#### RECORDS PROVIDED ####

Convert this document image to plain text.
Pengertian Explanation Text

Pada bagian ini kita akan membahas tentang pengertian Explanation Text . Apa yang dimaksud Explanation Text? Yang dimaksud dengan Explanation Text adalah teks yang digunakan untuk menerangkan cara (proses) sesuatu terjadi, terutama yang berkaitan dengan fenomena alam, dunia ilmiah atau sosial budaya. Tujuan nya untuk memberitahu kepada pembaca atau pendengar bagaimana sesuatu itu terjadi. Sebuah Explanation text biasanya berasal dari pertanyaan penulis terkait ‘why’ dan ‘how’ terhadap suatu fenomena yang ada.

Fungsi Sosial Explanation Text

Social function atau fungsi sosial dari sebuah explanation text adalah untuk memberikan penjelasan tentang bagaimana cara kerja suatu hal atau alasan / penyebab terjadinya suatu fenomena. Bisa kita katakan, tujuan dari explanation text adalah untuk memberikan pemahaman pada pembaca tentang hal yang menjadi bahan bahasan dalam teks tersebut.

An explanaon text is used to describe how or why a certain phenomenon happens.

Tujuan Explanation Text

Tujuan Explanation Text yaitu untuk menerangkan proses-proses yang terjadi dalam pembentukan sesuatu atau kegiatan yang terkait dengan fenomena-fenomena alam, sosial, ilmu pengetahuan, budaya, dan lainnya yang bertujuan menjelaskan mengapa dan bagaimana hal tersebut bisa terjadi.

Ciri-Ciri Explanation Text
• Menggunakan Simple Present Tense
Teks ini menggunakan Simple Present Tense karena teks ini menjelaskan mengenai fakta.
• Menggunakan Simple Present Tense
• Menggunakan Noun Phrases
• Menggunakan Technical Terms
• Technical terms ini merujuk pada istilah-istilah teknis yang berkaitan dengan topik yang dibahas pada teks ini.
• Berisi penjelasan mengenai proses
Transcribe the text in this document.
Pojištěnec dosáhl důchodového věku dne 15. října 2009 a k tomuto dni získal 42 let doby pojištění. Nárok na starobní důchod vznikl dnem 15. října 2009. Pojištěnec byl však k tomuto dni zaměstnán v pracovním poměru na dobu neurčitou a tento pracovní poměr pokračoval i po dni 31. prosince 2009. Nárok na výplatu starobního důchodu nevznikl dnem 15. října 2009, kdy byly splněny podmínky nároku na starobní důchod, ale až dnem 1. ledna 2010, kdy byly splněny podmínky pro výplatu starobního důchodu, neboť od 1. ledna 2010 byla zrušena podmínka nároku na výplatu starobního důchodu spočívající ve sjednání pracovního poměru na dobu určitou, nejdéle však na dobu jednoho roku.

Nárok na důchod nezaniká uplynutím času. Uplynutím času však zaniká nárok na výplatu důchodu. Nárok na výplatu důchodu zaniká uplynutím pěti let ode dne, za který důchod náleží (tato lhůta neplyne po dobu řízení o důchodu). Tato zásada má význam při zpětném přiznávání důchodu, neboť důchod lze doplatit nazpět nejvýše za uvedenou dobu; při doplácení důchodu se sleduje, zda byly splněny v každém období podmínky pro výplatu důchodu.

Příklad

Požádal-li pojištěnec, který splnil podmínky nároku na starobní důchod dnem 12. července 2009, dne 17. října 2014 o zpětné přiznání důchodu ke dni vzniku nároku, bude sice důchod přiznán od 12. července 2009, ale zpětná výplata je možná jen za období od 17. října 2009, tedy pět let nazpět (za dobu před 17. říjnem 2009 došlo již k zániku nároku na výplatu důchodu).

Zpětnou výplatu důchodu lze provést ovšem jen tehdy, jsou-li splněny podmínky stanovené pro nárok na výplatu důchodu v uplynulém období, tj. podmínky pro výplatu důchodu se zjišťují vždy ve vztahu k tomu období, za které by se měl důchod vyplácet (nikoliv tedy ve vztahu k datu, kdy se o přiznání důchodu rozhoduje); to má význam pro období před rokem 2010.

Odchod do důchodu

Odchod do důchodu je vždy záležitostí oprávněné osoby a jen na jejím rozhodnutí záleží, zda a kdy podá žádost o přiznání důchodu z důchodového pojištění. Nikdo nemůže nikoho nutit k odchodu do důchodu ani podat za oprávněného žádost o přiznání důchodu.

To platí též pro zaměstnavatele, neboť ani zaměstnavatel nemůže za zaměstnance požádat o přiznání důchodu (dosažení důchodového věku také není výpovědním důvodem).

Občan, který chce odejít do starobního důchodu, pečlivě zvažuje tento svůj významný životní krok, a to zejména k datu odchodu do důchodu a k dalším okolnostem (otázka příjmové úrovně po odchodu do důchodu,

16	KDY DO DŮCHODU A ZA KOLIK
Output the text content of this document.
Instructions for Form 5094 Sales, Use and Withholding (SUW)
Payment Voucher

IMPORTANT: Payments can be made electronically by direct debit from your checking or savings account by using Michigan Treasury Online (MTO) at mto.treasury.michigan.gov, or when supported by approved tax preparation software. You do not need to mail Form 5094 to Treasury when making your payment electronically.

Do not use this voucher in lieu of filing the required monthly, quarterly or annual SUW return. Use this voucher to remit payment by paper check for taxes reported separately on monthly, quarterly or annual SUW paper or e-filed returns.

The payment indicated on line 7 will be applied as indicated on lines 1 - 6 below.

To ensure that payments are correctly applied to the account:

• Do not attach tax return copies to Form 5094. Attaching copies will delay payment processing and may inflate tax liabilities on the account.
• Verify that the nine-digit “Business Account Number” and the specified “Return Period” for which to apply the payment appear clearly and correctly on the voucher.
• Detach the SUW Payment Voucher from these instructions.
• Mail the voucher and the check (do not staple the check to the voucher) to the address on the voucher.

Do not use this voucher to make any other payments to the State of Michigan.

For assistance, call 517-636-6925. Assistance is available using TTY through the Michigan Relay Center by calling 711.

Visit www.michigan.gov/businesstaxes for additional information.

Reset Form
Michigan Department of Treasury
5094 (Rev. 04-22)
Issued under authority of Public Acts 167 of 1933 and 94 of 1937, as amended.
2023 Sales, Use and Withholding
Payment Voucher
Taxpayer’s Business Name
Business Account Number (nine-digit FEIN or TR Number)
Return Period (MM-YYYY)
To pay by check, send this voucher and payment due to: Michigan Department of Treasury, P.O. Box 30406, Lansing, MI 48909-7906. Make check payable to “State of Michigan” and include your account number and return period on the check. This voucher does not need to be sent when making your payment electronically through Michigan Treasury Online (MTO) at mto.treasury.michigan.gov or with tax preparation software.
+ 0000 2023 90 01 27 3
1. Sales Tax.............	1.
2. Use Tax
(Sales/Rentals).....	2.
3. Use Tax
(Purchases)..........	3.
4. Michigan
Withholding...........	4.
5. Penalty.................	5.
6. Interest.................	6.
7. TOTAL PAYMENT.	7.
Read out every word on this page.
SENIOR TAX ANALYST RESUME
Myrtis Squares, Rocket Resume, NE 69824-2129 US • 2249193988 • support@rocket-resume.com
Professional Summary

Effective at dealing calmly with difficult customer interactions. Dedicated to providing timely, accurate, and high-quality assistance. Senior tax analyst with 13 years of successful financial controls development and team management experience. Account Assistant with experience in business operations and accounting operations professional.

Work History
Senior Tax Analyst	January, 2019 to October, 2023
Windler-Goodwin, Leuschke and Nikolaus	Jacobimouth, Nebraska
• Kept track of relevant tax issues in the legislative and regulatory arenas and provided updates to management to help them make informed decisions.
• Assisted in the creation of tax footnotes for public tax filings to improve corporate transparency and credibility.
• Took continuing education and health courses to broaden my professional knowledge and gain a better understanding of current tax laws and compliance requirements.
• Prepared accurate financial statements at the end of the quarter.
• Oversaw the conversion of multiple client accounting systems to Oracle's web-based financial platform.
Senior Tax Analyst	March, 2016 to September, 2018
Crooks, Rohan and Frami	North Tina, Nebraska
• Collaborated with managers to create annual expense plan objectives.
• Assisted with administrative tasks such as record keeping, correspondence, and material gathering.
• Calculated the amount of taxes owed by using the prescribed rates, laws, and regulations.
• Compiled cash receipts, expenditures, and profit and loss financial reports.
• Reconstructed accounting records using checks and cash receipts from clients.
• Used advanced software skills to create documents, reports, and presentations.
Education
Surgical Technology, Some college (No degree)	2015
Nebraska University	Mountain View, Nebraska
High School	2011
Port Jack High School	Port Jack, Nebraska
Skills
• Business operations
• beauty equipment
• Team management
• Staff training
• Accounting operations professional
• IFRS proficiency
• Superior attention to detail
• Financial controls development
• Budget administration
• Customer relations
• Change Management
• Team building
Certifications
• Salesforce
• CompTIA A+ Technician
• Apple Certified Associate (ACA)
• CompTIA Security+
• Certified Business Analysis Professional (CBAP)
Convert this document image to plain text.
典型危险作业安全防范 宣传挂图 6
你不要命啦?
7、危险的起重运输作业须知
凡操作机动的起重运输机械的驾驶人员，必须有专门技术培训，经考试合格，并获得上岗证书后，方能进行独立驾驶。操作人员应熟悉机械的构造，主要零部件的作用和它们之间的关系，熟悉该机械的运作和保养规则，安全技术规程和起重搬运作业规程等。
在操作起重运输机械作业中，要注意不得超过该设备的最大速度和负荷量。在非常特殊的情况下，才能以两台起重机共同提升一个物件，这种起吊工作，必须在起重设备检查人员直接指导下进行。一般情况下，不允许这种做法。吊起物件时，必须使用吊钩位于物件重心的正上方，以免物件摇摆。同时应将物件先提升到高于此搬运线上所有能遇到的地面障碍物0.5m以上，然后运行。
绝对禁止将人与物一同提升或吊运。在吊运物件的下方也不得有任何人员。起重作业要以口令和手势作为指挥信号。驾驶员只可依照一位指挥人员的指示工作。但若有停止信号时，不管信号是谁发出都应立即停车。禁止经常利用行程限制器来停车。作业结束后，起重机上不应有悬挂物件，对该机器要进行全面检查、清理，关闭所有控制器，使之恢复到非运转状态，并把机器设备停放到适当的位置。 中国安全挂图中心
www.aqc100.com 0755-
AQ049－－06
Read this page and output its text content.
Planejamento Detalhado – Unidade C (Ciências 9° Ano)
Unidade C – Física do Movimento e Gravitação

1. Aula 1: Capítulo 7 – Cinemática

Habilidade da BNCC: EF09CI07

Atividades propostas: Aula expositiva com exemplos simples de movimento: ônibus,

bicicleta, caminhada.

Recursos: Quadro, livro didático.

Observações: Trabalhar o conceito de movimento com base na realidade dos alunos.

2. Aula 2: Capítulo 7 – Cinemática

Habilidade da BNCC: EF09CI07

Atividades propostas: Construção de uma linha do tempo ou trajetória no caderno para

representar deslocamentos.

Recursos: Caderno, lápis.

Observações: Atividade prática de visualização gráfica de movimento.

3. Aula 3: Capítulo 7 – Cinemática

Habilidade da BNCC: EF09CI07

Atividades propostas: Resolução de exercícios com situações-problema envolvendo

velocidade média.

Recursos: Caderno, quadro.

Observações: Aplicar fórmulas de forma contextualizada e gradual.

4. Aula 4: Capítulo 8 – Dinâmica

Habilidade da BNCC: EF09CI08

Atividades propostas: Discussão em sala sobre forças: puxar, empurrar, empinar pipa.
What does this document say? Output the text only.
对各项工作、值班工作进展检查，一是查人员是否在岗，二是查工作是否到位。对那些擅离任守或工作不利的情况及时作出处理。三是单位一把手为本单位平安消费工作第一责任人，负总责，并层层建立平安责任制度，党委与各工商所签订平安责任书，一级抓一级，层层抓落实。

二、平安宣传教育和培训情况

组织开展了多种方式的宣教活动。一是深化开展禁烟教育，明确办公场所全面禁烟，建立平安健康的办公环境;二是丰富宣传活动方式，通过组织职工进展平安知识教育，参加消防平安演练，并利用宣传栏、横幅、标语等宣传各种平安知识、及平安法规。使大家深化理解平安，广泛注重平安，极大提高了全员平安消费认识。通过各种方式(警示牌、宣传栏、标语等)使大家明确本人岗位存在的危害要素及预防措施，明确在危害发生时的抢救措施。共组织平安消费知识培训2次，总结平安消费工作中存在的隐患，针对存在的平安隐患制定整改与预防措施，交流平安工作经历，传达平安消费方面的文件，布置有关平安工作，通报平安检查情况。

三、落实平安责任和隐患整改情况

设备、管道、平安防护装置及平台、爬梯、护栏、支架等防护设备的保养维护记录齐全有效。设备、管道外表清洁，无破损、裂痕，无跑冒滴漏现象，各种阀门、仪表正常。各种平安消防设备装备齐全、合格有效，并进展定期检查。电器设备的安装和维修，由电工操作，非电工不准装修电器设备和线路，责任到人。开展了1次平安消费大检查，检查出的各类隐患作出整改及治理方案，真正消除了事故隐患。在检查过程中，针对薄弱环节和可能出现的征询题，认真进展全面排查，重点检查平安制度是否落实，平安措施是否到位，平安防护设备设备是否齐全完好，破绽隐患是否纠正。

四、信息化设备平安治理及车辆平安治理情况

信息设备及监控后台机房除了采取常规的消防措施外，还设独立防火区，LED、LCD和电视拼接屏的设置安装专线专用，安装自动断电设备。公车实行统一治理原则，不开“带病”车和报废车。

####

Each line that holds the word "Technical" should be extracted from the records.

CORRECT RESULT >>
• Menggunakan Technical Terms
• Technical terms ini merujuk pada istilah-istilah teknis yang berkaitan dengan topik yang dibahas pada teks ini.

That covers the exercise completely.